--- begin SUPPLIED DATA ---
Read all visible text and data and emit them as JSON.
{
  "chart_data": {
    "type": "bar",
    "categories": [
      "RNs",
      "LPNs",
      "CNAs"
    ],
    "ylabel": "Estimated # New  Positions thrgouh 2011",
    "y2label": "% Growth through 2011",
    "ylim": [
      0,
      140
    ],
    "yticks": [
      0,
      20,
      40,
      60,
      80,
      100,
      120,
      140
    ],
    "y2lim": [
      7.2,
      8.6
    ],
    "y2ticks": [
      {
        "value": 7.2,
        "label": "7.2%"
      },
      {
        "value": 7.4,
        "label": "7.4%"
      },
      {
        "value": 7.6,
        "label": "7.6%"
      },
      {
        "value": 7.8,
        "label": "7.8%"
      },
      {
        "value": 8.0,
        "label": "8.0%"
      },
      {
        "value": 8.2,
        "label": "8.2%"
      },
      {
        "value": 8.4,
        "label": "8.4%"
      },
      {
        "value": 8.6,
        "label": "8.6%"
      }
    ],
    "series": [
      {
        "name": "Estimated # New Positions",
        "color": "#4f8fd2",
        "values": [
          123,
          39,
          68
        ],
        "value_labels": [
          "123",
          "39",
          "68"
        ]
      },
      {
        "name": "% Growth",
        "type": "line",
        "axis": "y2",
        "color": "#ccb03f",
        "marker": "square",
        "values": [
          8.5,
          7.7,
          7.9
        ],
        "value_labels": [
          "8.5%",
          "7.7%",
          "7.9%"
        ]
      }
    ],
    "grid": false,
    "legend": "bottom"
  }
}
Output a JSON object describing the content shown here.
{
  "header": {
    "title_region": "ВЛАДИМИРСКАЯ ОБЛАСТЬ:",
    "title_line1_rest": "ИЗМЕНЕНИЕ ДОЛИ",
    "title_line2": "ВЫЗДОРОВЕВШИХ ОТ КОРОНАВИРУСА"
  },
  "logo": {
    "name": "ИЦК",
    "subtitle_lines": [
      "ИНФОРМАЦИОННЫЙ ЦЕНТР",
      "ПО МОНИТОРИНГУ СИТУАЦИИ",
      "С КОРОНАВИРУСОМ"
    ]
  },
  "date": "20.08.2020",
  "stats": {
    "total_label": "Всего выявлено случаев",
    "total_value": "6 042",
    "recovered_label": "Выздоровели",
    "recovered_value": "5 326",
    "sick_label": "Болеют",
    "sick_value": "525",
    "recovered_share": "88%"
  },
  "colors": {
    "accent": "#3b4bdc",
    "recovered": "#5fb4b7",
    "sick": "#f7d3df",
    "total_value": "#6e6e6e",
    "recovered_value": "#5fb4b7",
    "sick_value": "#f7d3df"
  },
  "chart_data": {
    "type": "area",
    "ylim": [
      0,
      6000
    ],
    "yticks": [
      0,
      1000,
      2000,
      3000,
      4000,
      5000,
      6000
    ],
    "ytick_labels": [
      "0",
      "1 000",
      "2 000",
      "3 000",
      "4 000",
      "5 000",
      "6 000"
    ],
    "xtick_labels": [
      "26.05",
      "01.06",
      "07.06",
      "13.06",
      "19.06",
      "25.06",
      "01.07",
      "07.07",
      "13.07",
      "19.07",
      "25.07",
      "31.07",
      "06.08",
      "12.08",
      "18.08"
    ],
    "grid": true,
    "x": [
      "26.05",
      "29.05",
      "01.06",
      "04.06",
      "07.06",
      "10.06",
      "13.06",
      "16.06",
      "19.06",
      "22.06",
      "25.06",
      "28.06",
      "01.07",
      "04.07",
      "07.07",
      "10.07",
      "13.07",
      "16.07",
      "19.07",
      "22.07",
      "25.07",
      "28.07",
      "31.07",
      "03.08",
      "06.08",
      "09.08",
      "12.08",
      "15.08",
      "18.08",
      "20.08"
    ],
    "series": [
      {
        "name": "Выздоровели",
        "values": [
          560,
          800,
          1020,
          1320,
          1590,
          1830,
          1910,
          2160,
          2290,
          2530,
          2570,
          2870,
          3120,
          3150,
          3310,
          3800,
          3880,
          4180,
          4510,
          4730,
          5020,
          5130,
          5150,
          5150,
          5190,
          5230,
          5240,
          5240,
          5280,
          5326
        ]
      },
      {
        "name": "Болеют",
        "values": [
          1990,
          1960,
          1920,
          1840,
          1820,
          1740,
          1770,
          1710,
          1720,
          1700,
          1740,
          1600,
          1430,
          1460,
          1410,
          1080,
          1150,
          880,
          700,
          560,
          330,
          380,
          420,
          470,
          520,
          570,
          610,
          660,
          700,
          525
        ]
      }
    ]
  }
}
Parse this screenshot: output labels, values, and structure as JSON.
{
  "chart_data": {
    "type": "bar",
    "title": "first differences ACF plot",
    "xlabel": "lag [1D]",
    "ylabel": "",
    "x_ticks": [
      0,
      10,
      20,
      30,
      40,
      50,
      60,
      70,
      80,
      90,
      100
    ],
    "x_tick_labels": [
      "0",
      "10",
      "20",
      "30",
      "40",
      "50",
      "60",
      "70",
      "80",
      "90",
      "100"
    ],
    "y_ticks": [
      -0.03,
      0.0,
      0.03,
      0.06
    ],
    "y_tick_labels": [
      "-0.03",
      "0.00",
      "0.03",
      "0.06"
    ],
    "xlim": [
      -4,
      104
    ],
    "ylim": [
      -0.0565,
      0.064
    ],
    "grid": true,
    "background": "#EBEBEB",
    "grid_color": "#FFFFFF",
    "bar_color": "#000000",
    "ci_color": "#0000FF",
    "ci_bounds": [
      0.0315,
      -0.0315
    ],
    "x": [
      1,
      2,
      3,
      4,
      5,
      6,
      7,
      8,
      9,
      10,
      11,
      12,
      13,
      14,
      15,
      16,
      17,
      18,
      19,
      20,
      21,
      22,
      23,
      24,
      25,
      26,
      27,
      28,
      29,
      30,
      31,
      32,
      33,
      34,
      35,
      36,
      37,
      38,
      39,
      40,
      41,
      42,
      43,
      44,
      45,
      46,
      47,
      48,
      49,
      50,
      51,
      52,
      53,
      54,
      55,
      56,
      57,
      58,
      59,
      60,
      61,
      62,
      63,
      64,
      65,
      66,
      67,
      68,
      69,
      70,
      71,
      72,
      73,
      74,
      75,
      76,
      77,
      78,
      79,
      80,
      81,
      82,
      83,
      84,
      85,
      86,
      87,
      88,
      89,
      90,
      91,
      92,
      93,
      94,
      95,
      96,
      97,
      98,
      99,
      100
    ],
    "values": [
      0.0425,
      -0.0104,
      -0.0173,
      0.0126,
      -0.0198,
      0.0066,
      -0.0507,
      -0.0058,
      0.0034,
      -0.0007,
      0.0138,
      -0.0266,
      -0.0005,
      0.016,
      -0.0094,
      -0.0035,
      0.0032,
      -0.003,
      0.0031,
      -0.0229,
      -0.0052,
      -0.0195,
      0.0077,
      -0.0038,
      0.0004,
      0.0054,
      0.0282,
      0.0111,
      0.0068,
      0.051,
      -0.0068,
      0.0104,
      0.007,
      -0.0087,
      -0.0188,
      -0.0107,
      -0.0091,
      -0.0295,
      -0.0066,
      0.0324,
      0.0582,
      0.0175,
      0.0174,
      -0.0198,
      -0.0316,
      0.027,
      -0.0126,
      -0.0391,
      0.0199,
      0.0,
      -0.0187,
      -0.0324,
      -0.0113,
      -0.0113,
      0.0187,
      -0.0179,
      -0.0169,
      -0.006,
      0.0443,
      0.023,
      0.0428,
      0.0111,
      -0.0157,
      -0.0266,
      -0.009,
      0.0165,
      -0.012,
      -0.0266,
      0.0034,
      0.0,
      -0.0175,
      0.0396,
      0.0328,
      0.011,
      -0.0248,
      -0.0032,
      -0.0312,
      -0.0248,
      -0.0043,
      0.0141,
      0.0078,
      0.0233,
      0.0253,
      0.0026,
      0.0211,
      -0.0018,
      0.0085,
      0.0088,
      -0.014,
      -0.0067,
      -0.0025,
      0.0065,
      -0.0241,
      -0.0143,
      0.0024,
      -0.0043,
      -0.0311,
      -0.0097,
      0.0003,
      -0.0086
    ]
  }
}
--- end SUPPLIED DATA ---
● **DIRECTIONS FOR THIS TASK**
Count how many lines above carry the word "Positions". Only the number is required.

● **OUTPUT BELOW**
2